* **Extracted data**:
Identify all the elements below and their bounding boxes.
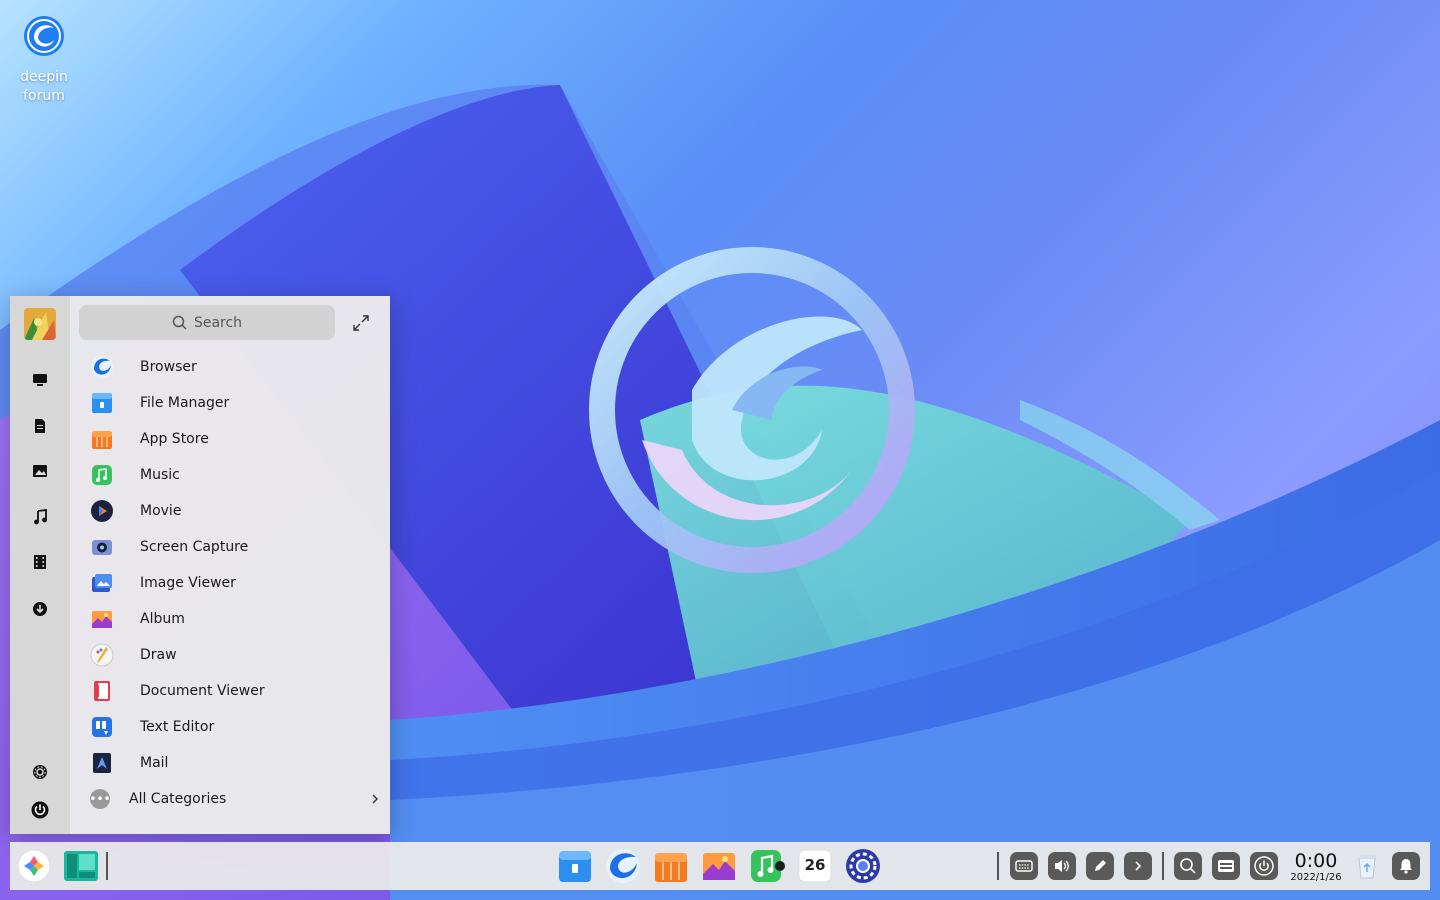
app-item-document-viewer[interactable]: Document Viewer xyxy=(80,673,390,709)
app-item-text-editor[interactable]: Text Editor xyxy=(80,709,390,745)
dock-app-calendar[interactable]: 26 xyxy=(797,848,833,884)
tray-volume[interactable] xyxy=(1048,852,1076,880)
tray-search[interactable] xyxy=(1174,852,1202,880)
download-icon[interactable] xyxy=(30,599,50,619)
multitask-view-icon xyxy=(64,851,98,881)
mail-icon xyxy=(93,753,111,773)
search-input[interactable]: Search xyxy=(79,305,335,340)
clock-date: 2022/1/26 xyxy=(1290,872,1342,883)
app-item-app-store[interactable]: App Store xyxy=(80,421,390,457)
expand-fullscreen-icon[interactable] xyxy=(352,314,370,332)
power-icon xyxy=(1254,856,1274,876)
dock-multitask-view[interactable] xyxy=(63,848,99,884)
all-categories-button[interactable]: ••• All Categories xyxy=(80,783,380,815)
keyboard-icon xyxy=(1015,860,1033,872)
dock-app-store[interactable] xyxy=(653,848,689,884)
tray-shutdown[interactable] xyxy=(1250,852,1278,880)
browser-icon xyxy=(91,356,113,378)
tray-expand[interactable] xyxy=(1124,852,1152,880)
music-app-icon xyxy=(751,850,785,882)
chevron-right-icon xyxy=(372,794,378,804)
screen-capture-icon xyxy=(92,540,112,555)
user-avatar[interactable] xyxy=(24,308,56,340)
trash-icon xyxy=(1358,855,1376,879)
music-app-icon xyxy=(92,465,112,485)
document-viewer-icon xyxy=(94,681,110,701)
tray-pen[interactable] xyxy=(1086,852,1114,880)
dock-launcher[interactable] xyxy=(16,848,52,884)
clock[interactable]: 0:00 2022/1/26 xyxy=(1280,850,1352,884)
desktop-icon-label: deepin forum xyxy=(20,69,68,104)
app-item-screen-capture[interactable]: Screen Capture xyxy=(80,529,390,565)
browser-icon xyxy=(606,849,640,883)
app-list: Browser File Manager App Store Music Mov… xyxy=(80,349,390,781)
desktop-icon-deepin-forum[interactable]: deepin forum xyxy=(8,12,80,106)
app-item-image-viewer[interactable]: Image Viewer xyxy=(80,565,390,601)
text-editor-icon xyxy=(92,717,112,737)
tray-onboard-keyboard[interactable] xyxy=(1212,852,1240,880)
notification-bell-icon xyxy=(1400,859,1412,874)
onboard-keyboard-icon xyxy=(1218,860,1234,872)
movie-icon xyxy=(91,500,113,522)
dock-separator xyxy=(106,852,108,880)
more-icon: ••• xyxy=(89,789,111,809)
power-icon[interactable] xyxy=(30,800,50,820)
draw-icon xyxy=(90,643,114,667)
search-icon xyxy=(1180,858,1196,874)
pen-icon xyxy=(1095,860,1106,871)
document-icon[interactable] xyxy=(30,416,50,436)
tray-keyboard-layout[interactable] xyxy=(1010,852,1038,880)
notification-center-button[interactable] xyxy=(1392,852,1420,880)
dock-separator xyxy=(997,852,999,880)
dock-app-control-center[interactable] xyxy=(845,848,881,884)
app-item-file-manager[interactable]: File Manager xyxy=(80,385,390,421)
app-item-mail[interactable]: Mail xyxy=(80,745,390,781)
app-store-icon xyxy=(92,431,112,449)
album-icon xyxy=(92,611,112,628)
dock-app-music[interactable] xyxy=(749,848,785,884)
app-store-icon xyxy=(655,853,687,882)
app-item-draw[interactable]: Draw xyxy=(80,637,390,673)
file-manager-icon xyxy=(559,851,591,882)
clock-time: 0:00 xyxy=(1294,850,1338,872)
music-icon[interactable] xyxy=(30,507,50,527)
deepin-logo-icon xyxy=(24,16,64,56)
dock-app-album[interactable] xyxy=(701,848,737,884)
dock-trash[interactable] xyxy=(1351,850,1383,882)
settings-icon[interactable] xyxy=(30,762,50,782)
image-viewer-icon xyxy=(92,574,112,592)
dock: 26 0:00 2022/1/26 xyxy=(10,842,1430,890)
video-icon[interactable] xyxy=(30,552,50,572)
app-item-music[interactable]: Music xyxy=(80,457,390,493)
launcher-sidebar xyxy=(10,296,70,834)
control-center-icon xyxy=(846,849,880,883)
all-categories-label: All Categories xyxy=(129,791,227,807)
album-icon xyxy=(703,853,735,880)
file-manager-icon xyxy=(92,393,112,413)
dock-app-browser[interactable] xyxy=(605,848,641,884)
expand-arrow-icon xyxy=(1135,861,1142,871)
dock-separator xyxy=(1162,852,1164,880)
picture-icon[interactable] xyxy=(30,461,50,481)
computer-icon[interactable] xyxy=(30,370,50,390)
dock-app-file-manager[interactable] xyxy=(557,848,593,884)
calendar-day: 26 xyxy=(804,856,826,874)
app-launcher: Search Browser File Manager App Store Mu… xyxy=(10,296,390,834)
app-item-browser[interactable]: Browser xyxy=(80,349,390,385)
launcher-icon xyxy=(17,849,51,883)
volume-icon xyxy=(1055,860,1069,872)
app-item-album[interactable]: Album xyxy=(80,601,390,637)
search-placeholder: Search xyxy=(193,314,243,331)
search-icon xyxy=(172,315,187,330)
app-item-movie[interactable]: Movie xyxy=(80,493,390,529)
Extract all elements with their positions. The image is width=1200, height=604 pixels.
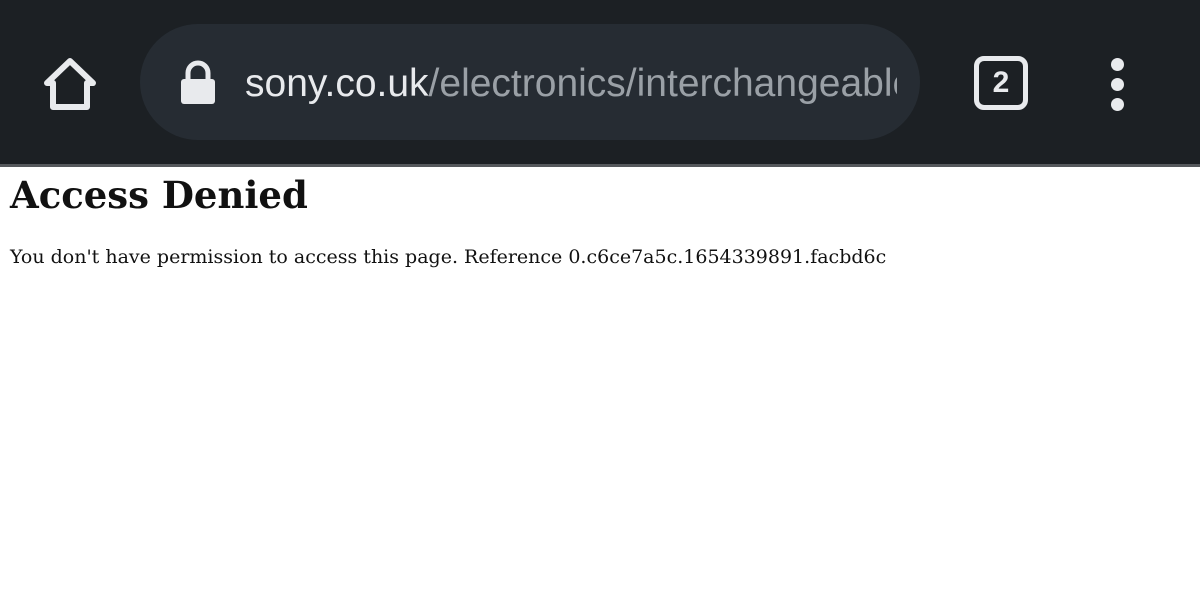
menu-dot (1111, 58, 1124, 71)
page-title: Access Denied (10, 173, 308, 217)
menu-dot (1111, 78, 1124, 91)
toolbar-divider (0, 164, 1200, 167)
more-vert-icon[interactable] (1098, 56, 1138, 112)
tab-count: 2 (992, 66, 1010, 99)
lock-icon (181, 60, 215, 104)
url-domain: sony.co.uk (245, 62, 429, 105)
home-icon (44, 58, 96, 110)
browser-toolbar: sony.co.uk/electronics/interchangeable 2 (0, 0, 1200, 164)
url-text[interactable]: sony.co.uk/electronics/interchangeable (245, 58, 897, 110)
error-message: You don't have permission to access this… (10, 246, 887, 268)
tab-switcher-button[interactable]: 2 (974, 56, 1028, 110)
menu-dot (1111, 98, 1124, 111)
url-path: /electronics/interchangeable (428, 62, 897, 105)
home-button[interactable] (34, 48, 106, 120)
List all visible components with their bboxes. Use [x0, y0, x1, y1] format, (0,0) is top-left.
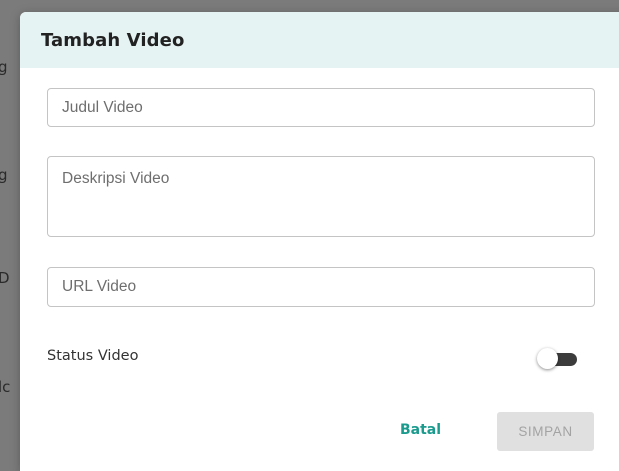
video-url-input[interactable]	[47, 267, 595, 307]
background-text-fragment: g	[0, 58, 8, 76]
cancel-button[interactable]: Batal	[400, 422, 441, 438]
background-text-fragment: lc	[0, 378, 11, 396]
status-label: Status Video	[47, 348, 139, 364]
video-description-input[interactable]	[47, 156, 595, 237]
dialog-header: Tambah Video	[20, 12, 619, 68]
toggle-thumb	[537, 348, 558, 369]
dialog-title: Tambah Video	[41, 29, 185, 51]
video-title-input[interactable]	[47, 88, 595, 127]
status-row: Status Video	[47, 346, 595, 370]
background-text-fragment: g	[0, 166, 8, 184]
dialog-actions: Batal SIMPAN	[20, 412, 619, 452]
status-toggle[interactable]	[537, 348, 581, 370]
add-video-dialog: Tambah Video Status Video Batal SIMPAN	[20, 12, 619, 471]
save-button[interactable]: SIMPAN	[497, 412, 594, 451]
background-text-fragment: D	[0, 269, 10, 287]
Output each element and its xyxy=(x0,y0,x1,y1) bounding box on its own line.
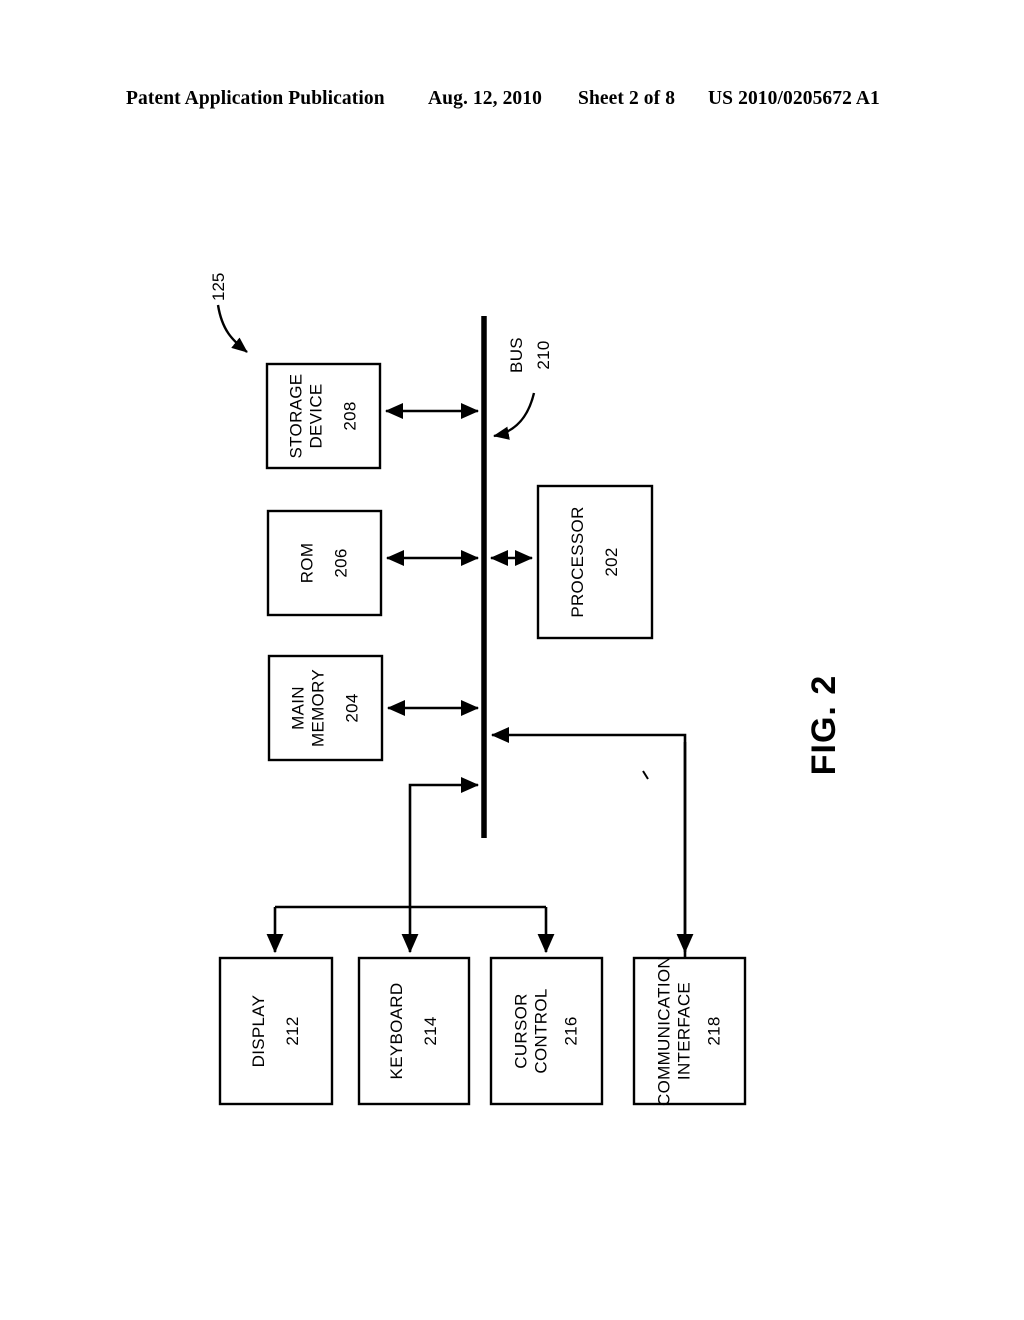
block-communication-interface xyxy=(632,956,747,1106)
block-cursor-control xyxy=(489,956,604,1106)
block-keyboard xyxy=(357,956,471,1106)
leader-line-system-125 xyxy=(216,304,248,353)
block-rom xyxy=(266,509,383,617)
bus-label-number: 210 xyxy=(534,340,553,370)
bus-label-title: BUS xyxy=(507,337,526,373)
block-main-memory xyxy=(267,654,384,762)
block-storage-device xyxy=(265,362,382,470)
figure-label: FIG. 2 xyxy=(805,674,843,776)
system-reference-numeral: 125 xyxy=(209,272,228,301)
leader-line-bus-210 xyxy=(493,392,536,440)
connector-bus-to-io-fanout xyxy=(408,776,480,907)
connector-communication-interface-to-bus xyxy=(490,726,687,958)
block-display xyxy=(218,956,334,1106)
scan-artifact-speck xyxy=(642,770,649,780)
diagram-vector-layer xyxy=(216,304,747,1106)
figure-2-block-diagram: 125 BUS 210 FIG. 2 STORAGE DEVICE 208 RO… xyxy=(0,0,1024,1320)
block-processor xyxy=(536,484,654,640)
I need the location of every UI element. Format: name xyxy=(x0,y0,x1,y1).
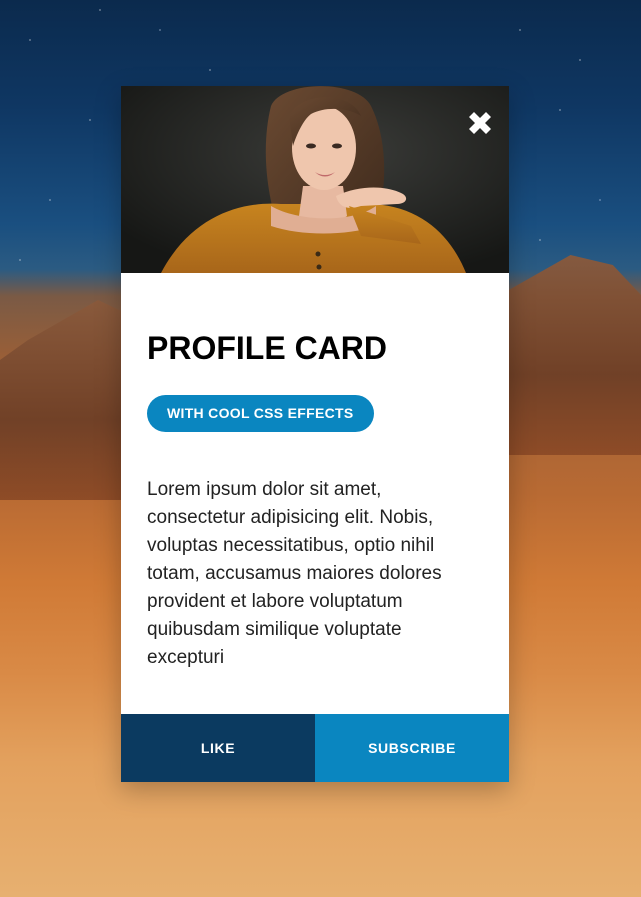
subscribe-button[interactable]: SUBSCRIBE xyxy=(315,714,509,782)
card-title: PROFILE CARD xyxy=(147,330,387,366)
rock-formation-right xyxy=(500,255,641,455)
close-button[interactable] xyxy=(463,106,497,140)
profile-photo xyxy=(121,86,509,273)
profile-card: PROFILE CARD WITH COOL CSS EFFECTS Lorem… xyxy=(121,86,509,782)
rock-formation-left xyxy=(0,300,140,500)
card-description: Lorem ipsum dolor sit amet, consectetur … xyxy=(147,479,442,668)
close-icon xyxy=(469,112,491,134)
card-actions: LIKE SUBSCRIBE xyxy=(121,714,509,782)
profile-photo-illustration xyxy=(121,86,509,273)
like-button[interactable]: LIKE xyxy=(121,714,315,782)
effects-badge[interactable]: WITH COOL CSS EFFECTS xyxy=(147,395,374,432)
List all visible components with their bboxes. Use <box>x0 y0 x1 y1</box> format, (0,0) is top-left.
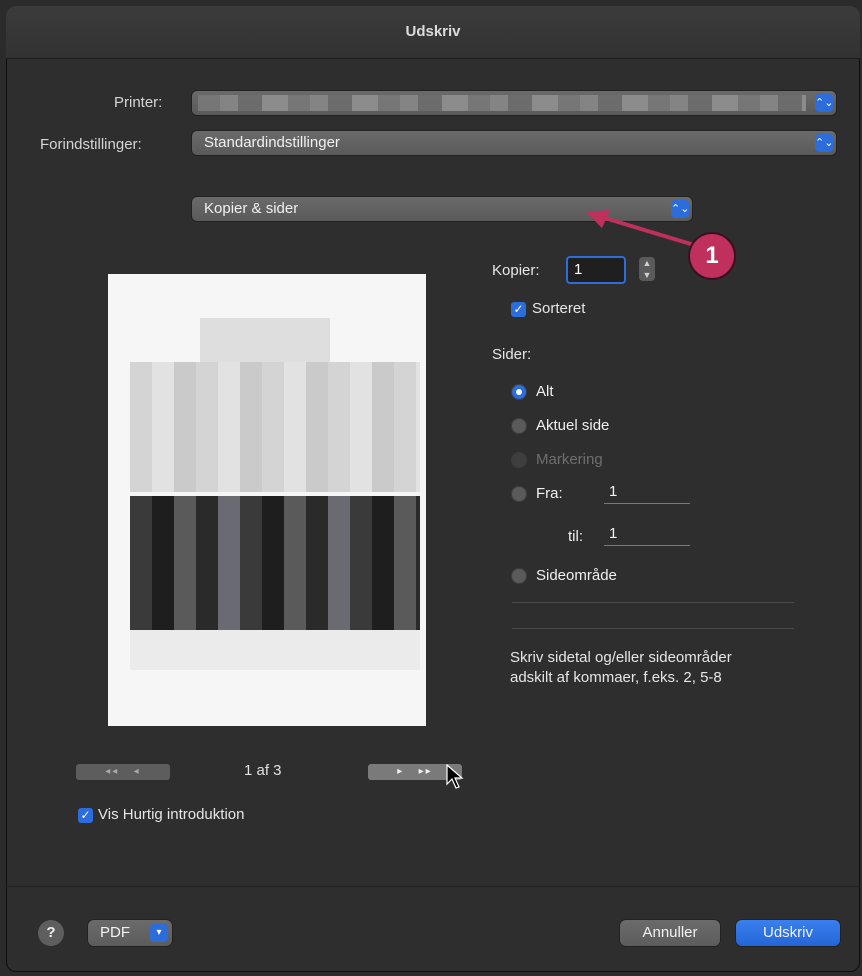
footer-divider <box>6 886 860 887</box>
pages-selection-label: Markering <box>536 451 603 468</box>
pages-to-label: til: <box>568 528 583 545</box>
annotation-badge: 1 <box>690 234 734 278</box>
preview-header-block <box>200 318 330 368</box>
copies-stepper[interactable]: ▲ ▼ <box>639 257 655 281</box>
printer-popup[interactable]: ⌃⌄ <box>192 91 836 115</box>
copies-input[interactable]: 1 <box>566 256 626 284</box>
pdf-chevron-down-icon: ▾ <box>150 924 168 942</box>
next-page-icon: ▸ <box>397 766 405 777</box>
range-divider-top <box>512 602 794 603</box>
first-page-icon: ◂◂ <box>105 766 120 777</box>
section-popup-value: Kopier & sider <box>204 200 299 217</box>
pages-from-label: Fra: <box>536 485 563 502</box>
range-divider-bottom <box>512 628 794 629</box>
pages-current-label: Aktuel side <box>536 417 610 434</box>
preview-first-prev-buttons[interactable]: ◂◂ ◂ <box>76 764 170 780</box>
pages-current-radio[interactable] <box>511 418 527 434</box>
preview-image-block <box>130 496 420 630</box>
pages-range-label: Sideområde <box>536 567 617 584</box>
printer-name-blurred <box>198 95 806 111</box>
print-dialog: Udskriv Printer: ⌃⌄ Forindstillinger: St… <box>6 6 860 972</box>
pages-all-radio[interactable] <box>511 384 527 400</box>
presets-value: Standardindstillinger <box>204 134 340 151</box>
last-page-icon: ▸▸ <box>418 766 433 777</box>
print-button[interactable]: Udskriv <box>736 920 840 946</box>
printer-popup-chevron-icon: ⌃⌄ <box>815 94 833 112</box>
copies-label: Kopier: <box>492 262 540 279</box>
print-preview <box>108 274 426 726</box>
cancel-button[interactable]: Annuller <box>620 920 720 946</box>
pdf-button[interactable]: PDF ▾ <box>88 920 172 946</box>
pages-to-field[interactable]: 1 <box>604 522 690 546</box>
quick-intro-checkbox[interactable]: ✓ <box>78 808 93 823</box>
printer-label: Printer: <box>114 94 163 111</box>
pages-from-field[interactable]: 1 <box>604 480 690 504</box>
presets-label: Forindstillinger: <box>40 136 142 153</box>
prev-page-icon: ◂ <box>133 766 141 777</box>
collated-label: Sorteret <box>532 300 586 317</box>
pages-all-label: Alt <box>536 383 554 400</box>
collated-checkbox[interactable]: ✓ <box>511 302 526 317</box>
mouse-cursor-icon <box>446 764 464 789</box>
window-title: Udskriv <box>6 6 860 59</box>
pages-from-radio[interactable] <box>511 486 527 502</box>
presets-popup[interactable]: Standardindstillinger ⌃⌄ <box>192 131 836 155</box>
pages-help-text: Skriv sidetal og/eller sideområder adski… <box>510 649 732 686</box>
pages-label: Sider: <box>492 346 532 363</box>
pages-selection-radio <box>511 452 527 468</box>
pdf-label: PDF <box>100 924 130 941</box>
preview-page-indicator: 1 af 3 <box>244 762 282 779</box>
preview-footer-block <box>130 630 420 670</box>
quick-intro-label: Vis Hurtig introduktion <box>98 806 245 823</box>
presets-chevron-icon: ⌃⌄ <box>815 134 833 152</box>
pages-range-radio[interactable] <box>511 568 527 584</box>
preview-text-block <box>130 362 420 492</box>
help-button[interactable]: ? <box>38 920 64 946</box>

* **What this task involves**: Express the records from the line with "app-item-document-viewer[interactable]: Document Viewer" up to and including the line with "download-icon[interactable] xyxy=(30,599,50,619)" as a Markdown table with the columns Row and Entry, numbering each row and leaving out blank lines.

* **Task response**:
| Row | Entry |
|---|---|
| 1 | app-item-document-viewer[interactable]: Document Viewer xyxy=(80,673,390,709) |
| 2 | app-item-text-editor[interactable]: Text Editor xyxy=(80,709,390,745) |
| 3 | dock-app-calendar[interactable]: 26 xyxy=(797,848,833,884) |
| 4 | tray-volume[interactable] xyxy=(1048,852,1076,880) |
| 5 | tray-search[interactable] xyxy=(1174,852,1202,880) |
| 6 | download-icon[interactable] xyxy=(30,599,50,619) |